Work to be completed
Lines that include the word "JSON" are the ones to copy.

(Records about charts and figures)
%%
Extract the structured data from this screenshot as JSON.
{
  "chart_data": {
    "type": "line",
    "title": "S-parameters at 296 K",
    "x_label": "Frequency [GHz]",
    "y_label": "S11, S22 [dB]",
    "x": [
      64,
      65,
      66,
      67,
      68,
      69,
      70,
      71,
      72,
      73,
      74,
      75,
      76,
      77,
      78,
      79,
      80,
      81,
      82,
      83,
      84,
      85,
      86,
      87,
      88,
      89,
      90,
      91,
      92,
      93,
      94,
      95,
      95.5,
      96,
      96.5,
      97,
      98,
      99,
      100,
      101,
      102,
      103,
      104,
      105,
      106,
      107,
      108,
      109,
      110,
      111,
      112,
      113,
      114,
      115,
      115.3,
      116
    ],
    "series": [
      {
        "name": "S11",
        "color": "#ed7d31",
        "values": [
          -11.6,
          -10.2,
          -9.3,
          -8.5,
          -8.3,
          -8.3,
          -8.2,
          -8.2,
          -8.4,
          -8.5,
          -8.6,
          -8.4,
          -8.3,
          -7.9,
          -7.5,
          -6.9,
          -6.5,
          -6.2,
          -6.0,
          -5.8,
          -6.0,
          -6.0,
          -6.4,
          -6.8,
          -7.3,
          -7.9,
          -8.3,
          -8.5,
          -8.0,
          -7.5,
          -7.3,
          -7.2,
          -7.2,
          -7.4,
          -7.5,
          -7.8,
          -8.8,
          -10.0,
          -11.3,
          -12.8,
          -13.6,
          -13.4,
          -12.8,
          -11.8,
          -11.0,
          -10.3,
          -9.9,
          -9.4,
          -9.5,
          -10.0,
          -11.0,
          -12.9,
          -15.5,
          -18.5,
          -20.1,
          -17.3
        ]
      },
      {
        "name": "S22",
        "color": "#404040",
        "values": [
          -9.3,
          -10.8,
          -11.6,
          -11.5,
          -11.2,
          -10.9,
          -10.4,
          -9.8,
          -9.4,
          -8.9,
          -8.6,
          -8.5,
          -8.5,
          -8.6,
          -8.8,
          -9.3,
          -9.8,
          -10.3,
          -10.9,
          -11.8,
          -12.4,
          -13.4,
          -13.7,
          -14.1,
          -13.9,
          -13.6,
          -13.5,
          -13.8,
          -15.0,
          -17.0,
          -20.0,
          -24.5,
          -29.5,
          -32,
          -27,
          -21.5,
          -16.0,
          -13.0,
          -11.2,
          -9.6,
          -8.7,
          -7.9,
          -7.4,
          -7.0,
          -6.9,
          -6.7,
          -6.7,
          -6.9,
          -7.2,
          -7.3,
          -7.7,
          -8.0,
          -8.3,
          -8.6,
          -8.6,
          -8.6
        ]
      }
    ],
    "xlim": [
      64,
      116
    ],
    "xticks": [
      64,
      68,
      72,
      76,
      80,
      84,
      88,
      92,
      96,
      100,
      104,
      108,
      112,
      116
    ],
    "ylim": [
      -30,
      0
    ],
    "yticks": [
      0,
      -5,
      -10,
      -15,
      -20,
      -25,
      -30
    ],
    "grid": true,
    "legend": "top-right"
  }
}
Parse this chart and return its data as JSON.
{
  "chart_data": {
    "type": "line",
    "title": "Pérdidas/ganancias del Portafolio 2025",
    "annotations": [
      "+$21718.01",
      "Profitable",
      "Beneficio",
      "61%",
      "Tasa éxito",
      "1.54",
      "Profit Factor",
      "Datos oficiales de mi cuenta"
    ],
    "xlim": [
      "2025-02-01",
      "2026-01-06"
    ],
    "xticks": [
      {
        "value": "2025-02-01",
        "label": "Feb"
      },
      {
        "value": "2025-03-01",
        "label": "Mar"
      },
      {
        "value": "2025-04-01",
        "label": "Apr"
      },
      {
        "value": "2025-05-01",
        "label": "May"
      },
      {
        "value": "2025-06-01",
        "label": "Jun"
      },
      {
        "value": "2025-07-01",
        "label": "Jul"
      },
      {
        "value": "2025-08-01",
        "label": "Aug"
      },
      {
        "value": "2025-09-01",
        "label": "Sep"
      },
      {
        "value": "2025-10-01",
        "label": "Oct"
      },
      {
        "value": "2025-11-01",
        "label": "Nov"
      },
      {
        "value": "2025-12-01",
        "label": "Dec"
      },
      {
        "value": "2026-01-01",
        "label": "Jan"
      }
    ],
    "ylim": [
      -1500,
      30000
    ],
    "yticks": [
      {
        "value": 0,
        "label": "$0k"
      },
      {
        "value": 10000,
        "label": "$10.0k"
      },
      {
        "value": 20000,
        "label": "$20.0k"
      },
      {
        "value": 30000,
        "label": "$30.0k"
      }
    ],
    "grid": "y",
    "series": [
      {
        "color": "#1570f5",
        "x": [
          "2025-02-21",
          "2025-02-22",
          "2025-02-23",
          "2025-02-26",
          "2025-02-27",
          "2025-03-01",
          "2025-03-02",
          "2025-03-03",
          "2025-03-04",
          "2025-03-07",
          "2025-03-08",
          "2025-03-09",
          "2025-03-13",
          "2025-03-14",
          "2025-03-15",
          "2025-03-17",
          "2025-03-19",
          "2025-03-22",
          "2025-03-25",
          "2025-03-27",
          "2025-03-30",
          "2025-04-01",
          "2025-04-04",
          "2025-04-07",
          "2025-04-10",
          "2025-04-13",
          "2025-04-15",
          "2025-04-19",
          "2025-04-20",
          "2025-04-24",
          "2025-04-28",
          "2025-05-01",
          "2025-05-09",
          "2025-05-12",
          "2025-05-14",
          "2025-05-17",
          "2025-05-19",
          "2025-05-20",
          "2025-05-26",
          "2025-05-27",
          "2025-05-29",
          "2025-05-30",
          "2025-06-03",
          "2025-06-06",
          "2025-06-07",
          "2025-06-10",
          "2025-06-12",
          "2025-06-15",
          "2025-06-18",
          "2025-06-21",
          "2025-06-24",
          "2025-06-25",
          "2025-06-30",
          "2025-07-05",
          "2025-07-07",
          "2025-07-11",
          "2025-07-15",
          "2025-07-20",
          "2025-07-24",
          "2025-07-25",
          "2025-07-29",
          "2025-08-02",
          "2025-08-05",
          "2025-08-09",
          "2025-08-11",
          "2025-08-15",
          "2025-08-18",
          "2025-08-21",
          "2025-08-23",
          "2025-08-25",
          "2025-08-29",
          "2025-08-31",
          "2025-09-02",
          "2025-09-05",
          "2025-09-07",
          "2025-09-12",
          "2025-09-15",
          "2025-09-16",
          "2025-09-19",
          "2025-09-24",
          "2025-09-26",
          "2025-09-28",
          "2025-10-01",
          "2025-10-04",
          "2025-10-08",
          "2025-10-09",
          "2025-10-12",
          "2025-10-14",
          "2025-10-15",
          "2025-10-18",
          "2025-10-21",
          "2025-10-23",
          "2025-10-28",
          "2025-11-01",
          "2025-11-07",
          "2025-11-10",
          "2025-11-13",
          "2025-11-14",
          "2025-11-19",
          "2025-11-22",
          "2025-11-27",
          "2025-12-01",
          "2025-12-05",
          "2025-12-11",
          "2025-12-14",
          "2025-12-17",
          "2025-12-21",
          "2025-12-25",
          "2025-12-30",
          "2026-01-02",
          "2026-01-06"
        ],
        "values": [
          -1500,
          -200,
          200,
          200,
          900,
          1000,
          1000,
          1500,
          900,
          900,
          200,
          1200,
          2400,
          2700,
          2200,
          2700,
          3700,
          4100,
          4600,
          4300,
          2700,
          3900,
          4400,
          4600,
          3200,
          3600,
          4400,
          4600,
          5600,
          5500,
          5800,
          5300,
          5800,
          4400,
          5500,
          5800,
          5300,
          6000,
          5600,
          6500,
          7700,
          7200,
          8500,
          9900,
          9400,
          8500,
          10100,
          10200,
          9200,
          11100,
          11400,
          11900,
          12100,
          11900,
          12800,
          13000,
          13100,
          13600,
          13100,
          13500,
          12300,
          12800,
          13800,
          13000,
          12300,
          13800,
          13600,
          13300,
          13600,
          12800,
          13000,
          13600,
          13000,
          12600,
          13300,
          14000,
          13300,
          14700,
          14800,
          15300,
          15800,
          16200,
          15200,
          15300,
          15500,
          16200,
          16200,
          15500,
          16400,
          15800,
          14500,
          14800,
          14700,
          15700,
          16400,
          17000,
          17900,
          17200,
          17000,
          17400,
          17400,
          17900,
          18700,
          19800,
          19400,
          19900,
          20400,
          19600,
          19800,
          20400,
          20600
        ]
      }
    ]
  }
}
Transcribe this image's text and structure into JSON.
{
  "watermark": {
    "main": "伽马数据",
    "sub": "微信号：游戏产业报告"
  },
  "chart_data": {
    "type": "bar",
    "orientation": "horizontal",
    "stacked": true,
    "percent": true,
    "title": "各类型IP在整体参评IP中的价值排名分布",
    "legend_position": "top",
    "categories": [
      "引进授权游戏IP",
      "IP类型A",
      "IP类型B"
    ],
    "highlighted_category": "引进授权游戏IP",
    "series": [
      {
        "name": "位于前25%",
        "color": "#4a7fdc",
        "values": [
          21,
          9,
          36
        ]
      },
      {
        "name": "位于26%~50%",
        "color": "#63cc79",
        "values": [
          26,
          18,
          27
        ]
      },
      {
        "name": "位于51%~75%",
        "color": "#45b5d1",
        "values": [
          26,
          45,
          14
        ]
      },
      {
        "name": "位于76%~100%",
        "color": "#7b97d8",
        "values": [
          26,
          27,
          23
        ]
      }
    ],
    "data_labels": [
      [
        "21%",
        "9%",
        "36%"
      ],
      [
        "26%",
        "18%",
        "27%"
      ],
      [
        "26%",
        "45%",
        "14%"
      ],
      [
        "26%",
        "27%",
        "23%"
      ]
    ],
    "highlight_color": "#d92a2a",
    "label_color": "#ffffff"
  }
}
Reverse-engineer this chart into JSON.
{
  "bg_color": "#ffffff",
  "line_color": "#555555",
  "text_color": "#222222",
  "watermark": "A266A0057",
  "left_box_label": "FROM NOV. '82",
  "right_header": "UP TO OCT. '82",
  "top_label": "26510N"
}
%%
Output of the exercise
Extract the structured data from this screenshot as JSON.
Parse this chart and return its data as JSON.
Transcribe this image's text and structure into JSON.
Reverse-engineer this chart into JSON.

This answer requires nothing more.